### Problem requirements
Filter these entries so that only lines with the word "schon" remain.

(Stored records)
## BEGIN

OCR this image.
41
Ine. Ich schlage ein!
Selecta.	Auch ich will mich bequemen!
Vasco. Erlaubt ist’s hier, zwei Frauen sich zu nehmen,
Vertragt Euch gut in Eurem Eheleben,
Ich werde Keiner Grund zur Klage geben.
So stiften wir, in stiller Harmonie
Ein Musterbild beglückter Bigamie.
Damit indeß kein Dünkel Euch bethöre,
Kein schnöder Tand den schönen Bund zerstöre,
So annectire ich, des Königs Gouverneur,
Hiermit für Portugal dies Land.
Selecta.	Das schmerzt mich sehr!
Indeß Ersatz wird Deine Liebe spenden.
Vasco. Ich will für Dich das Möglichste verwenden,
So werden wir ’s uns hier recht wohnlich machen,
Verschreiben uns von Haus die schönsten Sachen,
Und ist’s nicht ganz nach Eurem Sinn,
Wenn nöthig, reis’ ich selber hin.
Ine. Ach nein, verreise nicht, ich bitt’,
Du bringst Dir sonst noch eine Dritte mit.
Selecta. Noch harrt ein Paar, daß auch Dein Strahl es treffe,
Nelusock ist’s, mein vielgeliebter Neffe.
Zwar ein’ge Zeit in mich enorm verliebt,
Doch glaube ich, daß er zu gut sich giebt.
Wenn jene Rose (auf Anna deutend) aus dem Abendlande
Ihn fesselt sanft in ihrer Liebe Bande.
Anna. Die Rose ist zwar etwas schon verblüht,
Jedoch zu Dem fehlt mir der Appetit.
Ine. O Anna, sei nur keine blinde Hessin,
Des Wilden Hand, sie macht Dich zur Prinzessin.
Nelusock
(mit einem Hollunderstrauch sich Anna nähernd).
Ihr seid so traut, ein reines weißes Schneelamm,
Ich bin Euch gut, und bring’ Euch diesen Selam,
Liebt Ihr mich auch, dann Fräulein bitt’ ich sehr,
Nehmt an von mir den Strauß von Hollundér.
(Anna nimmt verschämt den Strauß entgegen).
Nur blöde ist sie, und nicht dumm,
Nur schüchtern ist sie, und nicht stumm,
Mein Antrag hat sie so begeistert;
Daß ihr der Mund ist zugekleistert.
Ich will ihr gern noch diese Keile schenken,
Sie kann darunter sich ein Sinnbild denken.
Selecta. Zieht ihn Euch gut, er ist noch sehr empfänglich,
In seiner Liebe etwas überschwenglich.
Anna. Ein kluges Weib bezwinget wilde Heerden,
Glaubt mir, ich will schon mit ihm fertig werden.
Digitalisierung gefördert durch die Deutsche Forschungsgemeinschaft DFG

## END
## BEGIN

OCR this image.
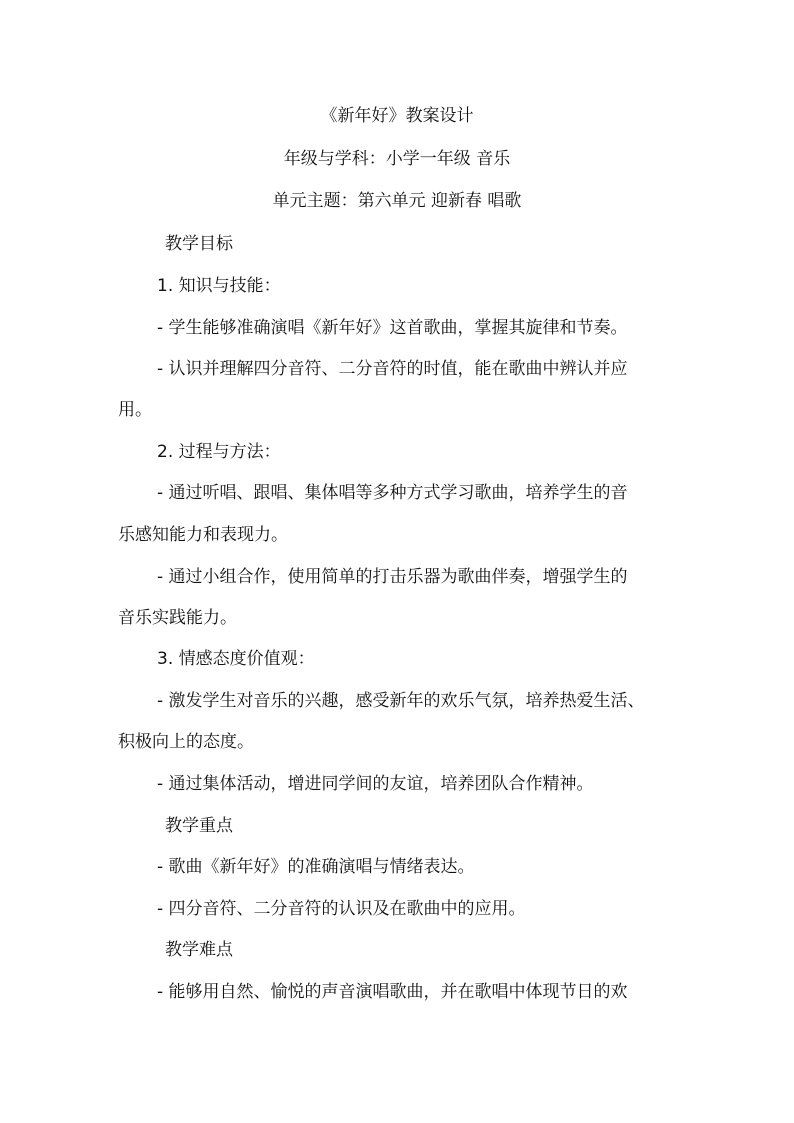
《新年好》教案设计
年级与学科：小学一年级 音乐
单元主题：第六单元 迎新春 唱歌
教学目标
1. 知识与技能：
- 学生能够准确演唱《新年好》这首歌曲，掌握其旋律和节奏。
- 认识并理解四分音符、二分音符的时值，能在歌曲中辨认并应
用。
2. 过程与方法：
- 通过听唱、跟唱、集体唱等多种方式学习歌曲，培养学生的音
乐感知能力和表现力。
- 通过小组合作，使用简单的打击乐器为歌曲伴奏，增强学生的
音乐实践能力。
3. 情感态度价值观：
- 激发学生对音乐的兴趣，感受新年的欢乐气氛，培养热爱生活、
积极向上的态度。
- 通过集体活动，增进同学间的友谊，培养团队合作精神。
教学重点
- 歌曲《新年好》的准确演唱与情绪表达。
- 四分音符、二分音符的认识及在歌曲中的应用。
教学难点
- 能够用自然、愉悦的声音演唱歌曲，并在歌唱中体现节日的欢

## END

### Full answer
Anna. Die Rose ist zwar etwas schon verblüht,
Glaubt mir, ich will schon mit ihm fertig werden.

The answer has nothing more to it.